What to work on.
Return each line containing "this".

★ ★ ★ ★ ★ ★ ★

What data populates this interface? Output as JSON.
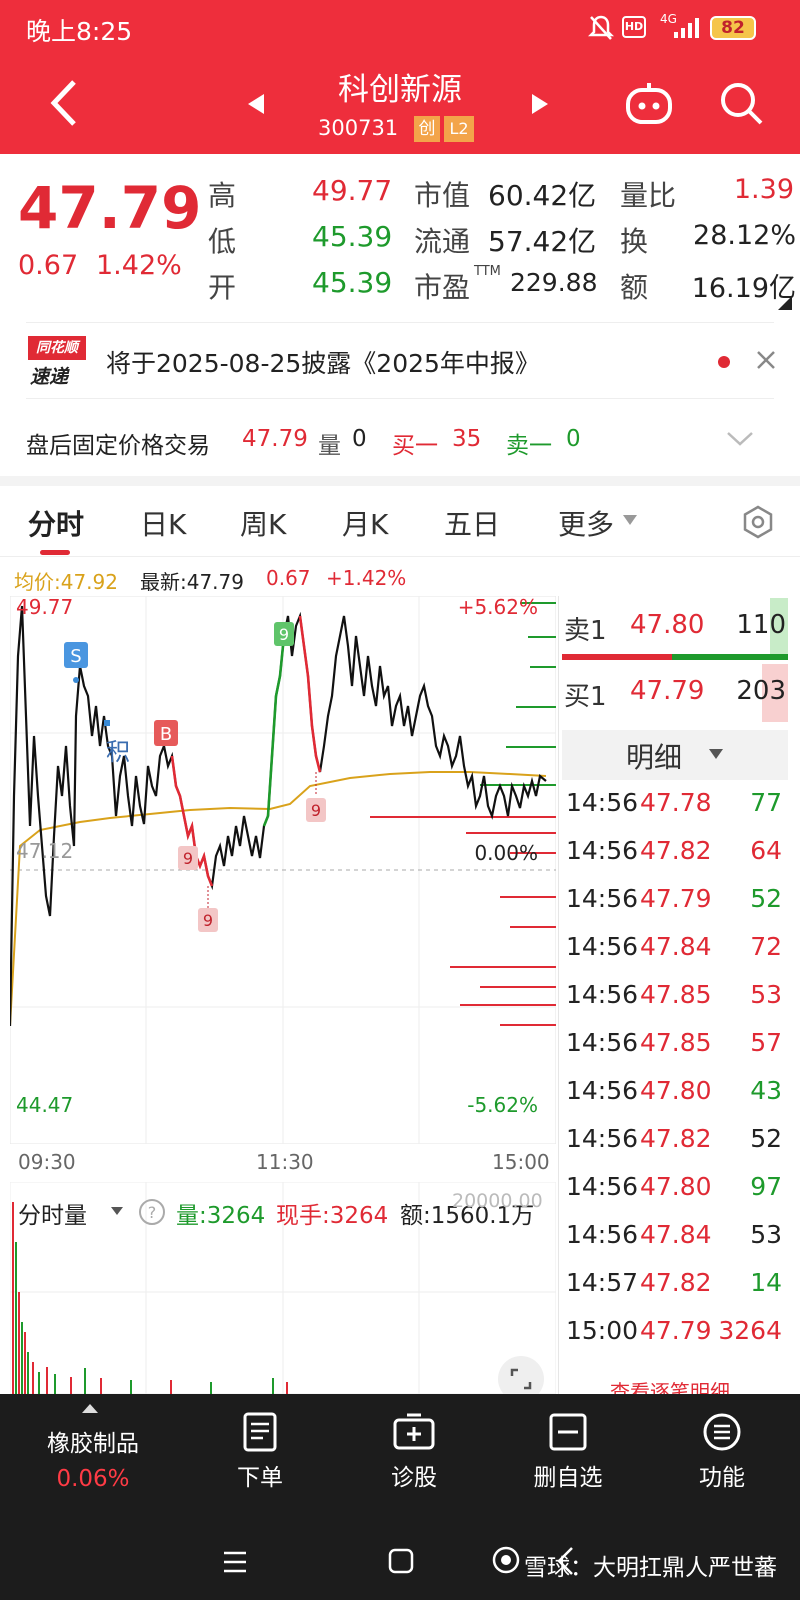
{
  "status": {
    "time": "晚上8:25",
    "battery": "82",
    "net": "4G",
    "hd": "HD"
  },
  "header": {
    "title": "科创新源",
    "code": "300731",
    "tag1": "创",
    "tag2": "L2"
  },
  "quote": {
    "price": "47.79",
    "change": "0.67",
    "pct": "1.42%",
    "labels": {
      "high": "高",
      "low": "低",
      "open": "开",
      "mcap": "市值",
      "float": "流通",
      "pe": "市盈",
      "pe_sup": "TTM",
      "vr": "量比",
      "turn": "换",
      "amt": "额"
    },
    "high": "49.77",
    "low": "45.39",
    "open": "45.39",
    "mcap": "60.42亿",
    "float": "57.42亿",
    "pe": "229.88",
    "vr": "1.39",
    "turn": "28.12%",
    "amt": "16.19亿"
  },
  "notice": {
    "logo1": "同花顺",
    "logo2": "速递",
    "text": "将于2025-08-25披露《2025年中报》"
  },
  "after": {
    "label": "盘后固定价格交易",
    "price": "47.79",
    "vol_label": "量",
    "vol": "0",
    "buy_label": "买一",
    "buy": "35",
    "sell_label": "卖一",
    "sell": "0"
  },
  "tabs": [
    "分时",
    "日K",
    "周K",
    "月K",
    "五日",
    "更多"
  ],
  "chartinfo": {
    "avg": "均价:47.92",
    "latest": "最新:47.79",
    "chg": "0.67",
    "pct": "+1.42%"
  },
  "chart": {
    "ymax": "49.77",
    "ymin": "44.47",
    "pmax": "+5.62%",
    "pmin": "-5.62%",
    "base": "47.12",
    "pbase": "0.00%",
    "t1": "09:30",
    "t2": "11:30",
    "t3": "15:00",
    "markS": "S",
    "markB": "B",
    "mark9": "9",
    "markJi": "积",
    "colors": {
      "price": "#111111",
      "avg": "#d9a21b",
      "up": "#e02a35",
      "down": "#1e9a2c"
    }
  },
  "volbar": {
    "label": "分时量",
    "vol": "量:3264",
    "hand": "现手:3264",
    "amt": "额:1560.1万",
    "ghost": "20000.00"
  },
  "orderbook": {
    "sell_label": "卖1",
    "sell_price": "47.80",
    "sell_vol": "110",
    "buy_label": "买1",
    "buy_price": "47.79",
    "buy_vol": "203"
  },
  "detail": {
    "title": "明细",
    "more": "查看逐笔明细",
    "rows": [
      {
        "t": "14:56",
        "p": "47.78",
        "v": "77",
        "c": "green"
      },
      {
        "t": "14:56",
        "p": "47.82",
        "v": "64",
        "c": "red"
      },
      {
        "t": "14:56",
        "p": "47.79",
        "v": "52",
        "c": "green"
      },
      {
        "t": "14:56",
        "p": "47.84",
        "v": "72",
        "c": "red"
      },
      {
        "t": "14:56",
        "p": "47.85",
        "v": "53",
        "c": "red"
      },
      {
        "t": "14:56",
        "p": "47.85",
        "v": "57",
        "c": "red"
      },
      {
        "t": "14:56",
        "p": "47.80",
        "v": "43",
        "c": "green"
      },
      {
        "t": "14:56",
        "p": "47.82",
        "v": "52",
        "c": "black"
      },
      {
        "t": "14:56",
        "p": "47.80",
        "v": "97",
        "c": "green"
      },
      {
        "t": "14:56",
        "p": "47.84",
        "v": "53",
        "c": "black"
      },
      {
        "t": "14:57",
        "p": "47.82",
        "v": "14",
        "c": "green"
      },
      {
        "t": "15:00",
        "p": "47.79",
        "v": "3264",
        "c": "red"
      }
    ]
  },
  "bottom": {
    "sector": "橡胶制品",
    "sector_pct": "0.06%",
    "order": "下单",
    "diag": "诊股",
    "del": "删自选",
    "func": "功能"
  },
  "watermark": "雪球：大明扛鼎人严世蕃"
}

★ ★ ★ ★ ★ ★ ★

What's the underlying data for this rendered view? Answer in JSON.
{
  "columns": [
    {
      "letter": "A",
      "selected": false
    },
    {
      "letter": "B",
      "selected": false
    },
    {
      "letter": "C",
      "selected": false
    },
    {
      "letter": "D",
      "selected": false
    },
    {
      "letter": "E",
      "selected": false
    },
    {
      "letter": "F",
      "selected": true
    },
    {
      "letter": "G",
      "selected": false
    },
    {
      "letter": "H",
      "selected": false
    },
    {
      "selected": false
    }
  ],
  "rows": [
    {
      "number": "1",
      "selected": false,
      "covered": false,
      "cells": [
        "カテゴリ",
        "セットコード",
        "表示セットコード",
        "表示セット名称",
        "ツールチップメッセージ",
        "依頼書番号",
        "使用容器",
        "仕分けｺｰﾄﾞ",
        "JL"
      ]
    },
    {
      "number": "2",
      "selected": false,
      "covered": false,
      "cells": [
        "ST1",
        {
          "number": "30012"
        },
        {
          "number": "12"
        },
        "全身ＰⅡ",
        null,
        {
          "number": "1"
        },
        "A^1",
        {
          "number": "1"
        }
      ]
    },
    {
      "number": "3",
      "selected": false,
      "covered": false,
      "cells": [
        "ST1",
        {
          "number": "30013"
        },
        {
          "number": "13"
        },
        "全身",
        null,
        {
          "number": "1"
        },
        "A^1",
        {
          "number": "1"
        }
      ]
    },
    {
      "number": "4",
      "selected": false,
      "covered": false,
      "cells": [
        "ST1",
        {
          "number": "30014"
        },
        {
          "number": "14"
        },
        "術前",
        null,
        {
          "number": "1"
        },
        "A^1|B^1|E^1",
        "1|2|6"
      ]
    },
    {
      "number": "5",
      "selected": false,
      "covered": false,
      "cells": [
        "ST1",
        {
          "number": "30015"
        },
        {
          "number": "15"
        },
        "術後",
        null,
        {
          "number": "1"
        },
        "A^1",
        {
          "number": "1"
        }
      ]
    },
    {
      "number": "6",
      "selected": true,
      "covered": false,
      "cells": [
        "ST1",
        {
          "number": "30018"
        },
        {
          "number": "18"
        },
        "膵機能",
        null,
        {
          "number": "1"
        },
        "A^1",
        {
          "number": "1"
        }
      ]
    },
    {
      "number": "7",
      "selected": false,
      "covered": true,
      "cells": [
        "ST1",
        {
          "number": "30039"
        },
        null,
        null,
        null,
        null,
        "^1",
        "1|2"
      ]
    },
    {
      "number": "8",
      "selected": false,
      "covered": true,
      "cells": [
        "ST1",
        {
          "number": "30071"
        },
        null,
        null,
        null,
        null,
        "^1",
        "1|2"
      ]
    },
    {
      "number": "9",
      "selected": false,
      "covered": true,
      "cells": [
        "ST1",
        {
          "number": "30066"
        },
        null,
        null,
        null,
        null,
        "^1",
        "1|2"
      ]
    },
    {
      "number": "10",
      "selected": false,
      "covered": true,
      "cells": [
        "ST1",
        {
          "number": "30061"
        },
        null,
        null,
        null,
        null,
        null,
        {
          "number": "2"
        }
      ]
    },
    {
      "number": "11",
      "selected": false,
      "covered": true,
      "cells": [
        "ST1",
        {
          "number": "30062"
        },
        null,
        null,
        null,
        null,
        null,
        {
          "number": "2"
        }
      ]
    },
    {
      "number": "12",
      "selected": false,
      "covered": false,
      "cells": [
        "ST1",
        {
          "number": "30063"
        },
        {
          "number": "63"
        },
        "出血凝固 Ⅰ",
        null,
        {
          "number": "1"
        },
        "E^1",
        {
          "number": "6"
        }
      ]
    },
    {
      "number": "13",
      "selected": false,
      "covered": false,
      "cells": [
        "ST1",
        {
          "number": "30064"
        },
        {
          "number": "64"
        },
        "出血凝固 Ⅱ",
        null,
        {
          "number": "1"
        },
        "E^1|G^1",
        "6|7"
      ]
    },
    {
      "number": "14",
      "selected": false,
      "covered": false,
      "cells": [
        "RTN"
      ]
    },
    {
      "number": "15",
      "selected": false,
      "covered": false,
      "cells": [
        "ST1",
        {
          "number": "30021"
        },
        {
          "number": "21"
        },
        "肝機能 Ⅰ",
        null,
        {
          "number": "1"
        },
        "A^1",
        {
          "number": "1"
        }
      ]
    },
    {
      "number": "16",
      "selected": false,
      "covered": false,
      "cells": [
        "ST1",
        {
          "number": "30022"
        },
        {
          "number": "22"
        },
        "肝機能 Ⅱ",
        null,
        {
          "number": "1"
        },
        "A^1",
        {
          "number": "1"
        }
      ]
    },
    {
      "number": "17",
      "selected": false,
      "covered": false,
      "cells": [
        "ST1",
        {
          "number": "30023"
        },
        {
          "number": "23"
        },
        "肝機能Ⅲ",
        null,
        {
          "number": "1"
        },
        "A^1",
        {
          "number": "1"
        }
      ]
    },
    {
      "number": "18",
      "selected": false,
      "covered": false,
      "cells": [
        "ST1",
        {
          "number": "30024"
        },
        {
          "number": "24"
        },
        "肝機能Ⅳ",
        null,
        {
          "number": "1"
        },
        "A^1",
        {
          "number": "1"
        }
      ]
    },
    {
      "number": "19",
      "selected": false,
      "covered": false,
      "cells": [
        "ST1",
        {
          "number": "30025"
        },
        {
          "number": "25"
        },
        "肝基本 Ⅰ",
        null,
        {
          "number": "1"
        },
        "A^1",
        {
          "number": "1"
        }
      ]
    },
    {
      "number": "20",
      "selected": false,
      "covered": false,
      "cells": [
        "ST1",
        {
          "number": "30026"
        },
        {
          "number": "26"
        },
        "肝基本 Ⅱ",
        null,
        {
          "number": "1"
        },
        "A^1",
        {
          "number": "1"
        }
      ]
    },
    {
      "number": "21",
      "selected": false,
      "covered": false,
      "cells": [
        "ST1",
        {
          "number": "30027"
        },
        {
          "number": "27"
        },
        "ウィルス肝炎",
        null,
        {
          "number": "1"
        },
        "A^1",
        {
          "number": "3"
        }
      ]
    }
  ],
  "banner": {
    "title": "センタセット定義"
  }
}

★ ★ ★ ★ ★ ★ ★

Complete answer.
What data populates this interface? Output as JSON.
What's the underlying data for this rendered view? Answer in JSON.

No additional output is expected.